What this task involves =
Below is a set of records; print all of them exactly as written.
● ● ● ●
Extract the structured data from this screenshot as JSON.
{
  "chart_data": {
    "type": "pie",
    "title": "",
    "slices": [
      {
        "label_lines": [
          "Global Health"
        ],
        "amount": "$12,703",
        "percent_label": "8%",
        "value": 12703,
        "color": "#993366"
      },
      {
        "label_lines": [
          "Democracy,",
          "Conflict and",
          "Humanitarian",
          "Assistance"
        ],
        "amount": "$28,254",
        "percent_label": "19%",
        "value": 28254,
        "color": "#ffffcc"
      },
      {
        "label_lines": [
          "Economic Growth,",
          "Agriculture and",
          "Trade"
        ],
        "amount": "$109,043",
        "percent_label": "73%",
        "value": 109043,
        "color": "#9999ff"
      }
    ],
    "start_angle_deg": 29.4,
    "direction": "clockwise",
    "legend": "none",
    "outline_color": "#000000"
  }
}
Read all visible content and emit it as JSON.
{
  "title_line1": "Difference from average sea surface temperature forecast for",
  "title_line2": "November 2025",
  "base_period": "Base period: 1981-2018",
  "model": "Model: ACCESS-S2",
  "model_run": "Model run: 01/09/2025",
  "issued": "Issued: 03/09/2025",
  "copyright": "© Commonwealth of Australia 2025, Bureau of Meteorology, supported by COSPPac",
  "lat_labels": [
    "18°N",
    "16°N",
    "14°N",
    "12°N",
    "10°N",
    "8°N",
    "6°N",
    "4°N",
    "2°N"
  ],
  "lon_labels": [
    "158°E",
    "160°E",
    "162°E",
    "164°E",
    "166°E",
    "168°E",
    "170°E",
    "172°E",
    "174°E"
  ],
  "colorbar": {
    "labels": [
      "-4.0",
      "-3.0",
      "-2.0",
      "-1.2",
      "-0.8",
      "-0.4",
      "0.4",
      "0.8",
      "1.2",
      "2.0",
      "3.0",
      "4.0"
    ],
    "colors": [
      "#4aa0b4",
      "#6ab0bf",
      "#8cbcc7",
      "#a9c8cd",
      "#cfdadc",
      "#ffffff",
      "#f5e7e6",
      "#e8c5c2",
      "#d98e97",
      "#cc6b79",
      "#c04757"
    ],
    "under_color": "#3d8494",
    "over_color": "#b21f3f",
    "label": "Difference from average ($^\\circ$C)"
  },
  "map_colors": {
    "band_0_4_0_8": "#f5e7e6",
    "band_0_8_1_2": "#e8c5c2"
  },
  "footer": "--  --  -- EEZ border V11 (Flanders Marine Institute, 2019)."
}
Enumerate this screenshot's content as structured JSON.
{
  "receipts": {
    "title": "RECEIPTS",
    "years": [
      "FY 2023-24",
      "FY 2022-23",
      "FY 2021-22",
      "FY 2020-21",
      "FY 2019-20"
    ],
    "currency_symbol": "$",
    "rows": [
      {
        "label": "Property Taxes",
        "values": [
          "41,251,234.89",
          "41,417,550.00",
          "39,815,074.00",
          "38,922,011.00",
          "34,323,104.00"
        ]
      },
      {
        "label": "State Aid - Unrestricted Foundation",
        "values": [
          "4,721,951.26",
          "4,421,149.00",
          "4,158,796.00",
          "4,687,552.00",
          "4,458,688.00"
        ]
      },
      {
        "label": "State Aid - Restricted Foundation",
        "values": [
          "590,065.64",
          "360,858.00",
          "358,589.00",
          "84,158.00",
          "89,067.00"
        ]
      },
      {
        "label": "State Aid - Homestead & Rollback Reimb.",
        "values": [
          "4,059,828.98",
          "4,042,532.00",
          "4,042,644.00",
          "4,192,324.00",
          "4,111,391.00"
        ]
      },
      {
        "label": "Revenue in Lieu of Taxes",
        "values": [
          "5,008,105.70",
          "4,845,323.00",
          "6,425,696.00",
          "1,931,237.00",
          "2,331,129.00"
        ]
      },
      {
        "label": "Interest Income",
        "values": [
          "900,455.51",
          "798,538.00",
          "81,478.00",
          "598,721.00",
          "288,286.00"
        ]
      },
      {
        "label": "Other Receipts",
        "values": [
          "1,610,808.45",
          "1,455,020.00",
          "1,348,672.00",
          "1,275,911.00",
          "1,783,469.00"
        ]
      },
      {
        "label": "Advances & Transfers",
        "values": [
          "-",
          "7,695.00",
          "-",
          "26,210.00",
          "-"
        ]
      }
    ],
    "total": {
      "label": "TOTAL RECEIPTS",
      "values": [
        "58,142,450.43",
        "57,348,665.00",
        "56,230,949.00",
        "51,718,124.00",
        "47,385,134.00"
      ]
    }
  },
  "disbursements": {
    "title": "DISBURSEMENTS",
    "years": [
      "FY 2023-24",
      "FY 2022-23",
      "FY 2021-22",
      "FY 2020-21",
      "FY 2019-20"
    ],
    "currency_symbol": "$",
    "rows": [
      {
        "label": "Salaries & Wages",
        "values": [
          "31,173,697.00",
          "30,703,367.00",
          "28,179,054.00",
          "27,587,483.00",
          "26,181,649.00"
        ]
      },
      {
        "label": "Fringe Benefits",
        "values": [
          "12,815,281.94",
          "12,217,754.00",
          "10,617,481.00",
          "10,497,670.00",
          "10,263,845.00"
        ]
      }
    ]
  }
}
● ● ● ●
Expected answer =
Extract the structured data from this screenshot as JSON.
{
  "chart_data": {
    "type": "pie",
    "title": "",
    "slices": [
      {
        "label_lines": [
          "Global Health"
        ],
        "amount": "$12,703",
        "percent_label": "8%",
        "value": 12703,
        "color": "#993366"
      },
      {
        "label_lines": [
          "Democracy,",
          "Conflict and",
          "Humanitarian",
          "Assistance"
        ],
        "amount": "$28,254",
        "percent_label": "19%",
        "value": 28254,
        "color": "#ffffcc"
      },
      {
        "label_lines": [
          "Economic Growth,",
          "Agriculture and",
          "Trade"
        ],
        "amount": "$109,043",
        "percent_label": "73%",
        "value": 109043,
        "color": "#9999ff"
      }
    ],
    "start_angle_deg": 29.4,
    "direction": "clockwise",
    "legend": "none",
    "outline_color": "#000000"
  }
}
Read all visible content and emit it as JSON.
{
  "title_line1": "Difference from average sea surface temperature forecast for",
  "title_line2": "November 2025",
  "base_period": "Base period: 1981-2018",
  "model": "Model: ACCESS-S2",
  "model_run": "Model run: 01/09/2025",
  "issued": "Issued: 03/09/2025",
  "copyright": "© Commonwealth of Australia 2025, Bureau of Meteorology, supported by COSPPac",
  "lat_labels": [
    "18°N",
    "16°N",
    "14°N",
    "12°N",
    "10°N",
    "8°N",
    "6°N",
    "4°N",
    "2°N"
  ],
  "lon_labels": [
    "158°E",
    "160°E",
    "162°E",
    "164°E",
    "166°E",
    "168°E",
    "170°E",
    "172°E",
    "174°E"
  ],
  "colorbar": {
    "labels": [
      "-4.0",
      "-3.0",
      "-2.0",
      "-1.2",
      "-0.8",
      "-0.4",
      "0.4",
      "0.8",
      "1.2",
      "2.0",
      "3.0",
      "4.0"
    ],
    "colors": [
      "#4aa0b4",
      "#6ab0bf",
      "#8cbcc7",
      "#a9c8cd",
      "#cfdadc",
      "#ffffff",
      "#f5e7e6",
      "#e8c5c2",
      "#d98e97",
      "#cc6b79",
      "#c04757"
    ],
    "under_color": "#3d8494",
    "over_color": "#b21f3f",
    "label": "Difference from average ($^\\circ$C)"
  },
  "map_colors": {
    "band_0_4_0_8": "#f5e7e6",
    "band_0_8_1_2": "#e8c5c2"
  },
  "footer": "--  --  -- EEZ border V11 (Flanders Marine Institute, 2019)."
}
Enumerate this screenshot's content as structured JSON.
{
  "receipts": {
    "title": "RECEIPTS",
    "years": [
      "FY 2023-24",
      "FY 2022-23",
      "FY 2021-22",
      "FY 2020-21",
      "FY 2019-20"
    ],
    "currency_symbol": "$",
    "rows": [
      {
        "label": "Property Taxes",
        "values": [
          "41,251,234.89",
          "41,417,550.00",
          "39,815,074.00",
          "38,922,011.00",
          "34,323,104.00"
        ]
      },
      {
        "label": "State Aid - Unrestricted Foundation",
        "values": [
          "4,721,951.26",
          "4,421,149.00",
          "4,158,796.00",
          "4,687,552.00",
          "4,458,688.00"
        ]
      },
      {
        "label": "State Aid - Restricted Foundation",
        "values": [
          "590,065.64",
          "360,858.00",
          "358,589.00",
          "84,158.00",
          "89,067.00"
        ]
      },
      {
        "label": "State Aid - Homestead & Rollback Reimb.",
        "values": [
          "4,059,828.98",
          "4,042,532.00",
          "4,042,644.00",
          "4,192,324.00",
          "4,111,391.00"
        ]
      },
      {
        "label": "Revenue in Lieu of Taxes",
        "values": [
          "5,008,105.70",
          "4,845,323.00",
          "6,425,696.00",
          "1,931,237.00",
          "2,331,129.00"
        ]
      },
      {
        "label": "Interest Income",
        "values": [
          "900,455.51",
          "798,538.00",
          "81,478.00",
          "598,721.00",
          "288,286.00"
        ]
      },
      {
        "label": "Other Receipts",
        "values": [
          "1,610,808.45",
          "1,455,020.00",
          "1,348,672.00",
          "1,275,911.00",
          "1,783,469.00"
        ]
      },
      {
        "label": "Advances & Transfers",
        "values": [
          "-",
          "7,695.00",
          "-",
          "26,210.00",
          "-"
        ]
      }
    ],
    "total": {
      "label": "TOTAL RECEIPTS",
      "values": [
        "58,142,450.43",
        "57,348,665.00",
        "56,230,949.00",
        "51,718,124.00",
        "47,385,134.00"
      ]
    }
  },
  "disbursements": {
    "title": "DISBURSEMENTS",
    "years": [
      "FY 2023-24",
      "FY 2022-23",
      "FY 2021-22",
      "FY 2020-21",
      "FY 2019-20"
    ],
    "currency_symbol": "$",
    "rows": [
      {
        "label": "Salaries & Wages",
        "values": [
          "31,173,697.00",
          "30,703,367.00",
          "28,179,054.00",
          "27,587,483.00",
          "26,181,649.00"
        ]
      },
      {
        "label": "Fringe Benefits",
        "values": [
          "12,815,281.94",
          "12,217,754.00",
          "10,617,481.00",
          "10,497,670.00",
          "10,263,845.00"
        ]
      }
    ]
  }
}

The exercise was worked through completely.